__RECORDS PROVIDED__:
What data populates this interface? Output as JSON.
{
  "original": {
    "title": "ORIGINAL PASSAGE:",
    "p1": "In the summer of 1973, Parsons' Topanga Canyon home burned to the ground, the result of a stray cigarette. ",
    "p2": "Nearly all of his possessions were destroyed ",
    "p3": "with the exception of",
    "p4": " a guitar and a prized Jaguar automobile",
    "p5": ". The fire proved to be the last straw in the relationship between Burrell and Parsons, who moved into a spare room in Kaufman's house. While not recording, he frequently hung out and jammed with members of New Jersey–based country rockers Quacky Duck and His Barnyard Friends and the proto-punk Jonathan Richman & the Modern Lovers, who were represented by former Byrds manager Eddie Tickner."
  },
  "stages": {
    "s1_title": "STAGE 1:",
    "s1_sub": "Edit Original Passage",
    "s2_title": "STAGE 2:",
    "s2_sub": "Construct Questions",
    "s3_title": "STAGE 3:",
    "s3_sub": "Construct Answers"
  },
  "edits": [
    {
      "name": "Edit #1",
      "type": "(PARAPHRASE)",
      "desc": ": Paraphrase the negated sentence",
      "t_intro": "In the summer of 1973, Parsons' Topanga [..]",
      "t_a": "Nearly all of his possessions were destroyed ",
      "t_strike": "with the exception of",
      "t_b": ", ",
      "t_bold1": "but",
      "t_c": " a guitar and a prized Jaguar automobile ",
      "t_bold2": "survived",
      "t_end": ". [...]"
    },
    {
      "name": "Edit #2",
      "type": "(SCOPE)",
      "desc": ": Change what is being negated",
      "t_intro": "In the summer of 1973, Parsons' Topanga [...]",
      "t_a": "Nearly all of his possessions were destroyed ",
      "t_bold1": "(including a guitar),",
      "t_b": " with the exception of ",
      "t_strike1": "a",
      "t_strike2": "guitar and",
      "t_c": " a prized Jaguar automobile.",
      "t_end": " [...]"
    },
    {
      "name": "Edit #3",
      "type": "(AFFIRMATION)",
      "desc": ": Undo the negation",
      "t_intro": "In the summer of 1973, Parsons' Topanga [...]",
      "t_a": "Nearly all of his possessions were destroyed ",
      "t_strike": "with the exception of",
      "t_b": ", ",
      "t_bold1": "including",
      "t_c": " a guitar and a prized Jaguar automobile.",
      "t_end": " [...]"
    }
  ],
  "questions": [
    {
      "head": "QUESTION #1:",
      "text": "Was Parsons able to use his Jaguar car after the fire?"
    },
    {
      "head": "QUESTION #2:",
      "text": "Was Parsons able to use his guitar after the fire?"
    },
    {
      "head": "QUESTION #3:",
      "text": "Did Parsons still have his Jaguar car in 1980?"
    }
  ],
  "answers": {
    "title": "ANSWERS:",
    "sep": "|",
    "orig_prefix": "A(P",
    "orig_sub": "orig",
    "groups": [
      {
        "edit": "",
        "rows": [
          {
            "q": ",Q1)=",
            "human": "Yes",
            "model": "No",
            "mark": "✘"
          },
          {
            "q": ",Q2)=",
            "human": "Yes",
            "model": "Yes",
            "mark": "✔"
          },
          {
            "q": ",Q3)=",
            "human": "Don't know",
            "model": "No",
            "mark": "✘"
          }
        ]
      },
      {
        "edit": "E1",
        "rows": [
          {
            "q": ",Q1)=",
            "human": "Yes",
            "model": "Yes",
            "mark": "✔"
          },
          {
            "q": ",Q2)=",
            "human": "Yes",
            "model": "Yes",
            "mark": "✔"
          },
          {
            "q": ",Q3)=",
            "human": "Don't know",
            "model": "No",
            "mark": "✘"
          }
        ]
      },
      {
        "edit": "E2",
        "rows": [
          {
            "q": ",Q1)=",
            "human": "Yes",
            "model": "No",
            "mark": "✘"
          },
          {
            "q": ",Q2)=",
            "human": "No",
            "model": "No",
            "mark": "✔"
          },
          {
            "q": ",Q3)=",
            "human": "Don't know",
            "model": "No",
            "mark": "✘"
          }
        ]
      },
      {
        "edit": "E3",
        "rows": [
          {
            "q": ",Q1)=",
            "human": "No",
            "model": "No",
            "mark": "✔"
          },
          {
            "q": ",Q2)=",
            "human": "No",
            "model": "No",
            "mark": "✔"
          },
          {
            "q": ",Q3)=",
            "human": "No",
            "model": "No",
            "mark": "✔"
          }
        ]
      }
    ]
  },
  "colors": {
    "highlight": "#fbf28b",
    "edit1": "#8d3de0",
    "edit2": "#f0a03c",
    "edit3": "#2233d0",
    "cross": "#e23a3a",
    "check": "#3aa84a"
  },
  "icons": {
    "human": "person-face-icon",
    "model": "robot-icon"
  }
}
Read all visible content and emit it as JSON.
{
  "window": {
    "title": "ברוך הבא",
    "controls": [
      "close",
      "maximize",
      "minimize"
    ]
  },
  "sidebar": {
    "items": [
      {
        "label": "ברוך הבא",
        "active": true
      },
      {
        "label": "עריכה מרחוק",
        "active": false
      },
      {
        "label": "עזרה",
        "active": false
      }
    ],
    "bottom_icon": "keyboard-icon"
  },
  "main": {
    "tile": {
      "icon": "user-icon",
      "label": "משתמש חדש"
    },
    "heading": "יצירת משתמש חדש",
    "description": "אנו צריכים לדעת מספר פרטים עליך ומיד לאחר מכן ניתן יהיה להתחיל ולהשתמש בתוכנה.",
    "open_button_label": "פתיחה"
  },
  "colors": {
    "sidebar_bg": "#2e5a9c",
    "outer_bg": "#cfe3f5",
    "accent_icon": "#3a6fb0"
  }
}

__SET EXERCISE__:
Give back all the records exactly as they stand.

__THE RESPONSE__:
What data populates this interface? Output as JSON.
{
  "original": {
    "title": "ORIGINAL PASSAGE:",
    "p1": "In the summer of 1973, Parsons' Topanga Canyon home burned to the ground, the result of a stray cigarette. ",
    "p2": "Nearly all of his possessions were destroyed ",
    "p3": "with the exception of",
    "p4": " a guitar and a prized Jaguar automobile",
    "p5": ". The fire proved to be the last straw in the relationship between Burrell and Parsons, who moved into a spare room in Kaufman's house. While not recording, he frequently hung out and jammed with members of New Jersey–based country rockers Quacky Duck and His Barnyard Friends and the proto-punk Jonathan Richman & the Modern Lovers, who were represented by former Byrds manager Eddie Tickner."
  },
  "stages": {
    "s1_title": "STAGE 1:",
    "s1_sub": "Edit Original Passage",
    "s2_title": "STAGE 2:",
    "s2_sub": "Construct Questions",
    "s3_title": "STAGE 3:",
    "s3_sub": "Construct Answers"
  },
  "edits": [
    {
      "name": "Edit #1",
      "type": "(PARAPHRASE)",
      "desc": ": Paraphrase the negated sentence",
      "t_intro": "In the summer of 1973, Parsons' Topanga [..]",
      "t_a": "Nearly all of his possessions were destroyed ",
      "t_strike": "with the exception of",
      "t_b": ", ",
      "t_bold1": "but",
      "t_c": " a guitar and a prized Jaguar automobile ",
      "t_bold2": "survived",
      "t_end": ". [...]"
    },
    {
      "name": "Edit #2",
      "type": "(SCOPE)",
      "desc": ": Change what is being negated",
      "t_intro": "In the summer of 1973, Parsons' Topanga [...]",
      "t_a": "Nearly all of his possessions were destroyed ",
      "t_bold1": "(including a guitar),",
      "t_b": " with the exception of ",
      "t_strike1": "a",
      "t_strike2": "guitar and",
      "t_c": " a prized Jaguar automobile.",
      "t_end": " [...]"
    },
    {
      "name": "Edit #3",
      "type": "(AFFIRMATION)",
      "desc": ": Undo the negation",
      "t_intro": "In the summer of 1973, Parsons' Topanga [...]",
      "t_a": "Nearly all of his possessions were destroyed ",
      "t_strike": "with the exception of",
      "t_b": ", ",
      "t_bold1": "including",
      "t_c": " a guitar and a prized Jaguar automobile.",
      "t_end": " [...]"
    }
  ],
  "questions": [
    {
      "head": "QUESTION #1:",
      "text": "Was Parsons able to use his Jaguar car after the fire?"
    },
    {
      "head": "QUESTION #2:",
      "text": "Was Parsons able to use his guitar after the fire?"
    },
    {
      "head": "QUESTION #3:",
      "text": "Did Parsons still have his Jaguar car in 1980?"
    }
  ],
  "answers": {
    "title": "ANSWERS:",
    "sep": "|",
    "orig_prefix": "A(P",
    "orig_sub": "orig",
    "groups": [
      {
        "edit": "",
        "rows": [
          {
            "q": ",Q1)=",
            "human": "Yes",
            "model": "No",
            "mark": "✘"
          },
          {
            "q": ",Q2)=",
            "human": "Yes",
            "model": "Yes",
            "mark": "✔"
          },
          {
            "q": ",Q3)=",
            "human": "Don't know",
            "model": "No",
            "mark": "✘"
          }
        ]
      },
      {
        "edit": "E1",
        "rows": [
          {
            "q": ",Q1)=",
            "human": "Yes",
            "model": "Yes",
            "mark": "✔"
          },
          {
            "q": ",Q2)=",
            "human": "Yes",
            "model": "Yes",
            "mark": "✔"
          },
          {
            "q": ",Q3)=",
            "human": "Don't know",
            "model": "No",
            "mark": "✘"
          }
        ]
      },
      {
        "edit": "E2",
        "rows": [
          {
            "q": ",Q1)=",
            "human": "Yes",
            "model": "No",
            "mark": "✘"
          },
          {
            "q": ",Q2)=",
            "human": "No",
            "model": "No",
            "mark": "✔"
          },
          {
            "q": ",Q3)=",
            "human": "Don't know",
            "model": "No",
            "mark": "✘"
          }
        ]
      },
      {
        "edit": "E3",
        "rows": [
          {
            "q": ",Q1)=",
            "human": "No",
            "model": "No",
            "mark": "✔"
          },
          {
            "q": ",Q2)=",
            "human": "No",
            "model": "No",
            "mark": "✔"
          },
          {
            "q": ",Q3)=",
            "human": "No",
            "model": "No",
            "mark": "✔"
          }
        ]
      }
    ]
  },
  "colors": {
    "highlight": "#fbf28b",
    "edit1": "#8d3de0",
    "edit2": "#f0a03c",
    "edit3": "#2233d0",
    "cross": "#e23a3a",
    "check": "#3aa84a"
  },
  "icons": {
    "human": "person-face-icon",
    "model": "robot-icon"
  }
}
Read all visible content and emit it as JSON.
{
  "window": {
    "title": "ברוך הבא",
    "controls": [
      "close",
      "maximize",
      "minimize"
    ]
  },
  "sidebar": {
    "items": [
      {
        "label": "ברוך הבא",
        "active": true
      },
      {
        "label": "עריכה מרחוק",
        "active": false
      },
      {
        "label": "עזרה",
        "active": false
      }
    ],
    "bottom_icon": "keyboard-icon"
  },
  "main": {
    "tile": {
      "icon": "user-icon",
      "label": "משתמש חדש"
    },
    "heading": "יצירת משתמש חדש",
    "description": "אנו צריכים לדעת מספר פרטים עליך ומיד לאחר מכן ניתן יהיה להתחיל ולהשתמש בתוכנה.",
    "open_button_label": "פתיחה"
  },
  "colors": {
    "sidebar_bg": "#2e5a9c",
    "outer_bg": "#cfe3f5",
    "accent_icon": "#3a6fb0"
  }
}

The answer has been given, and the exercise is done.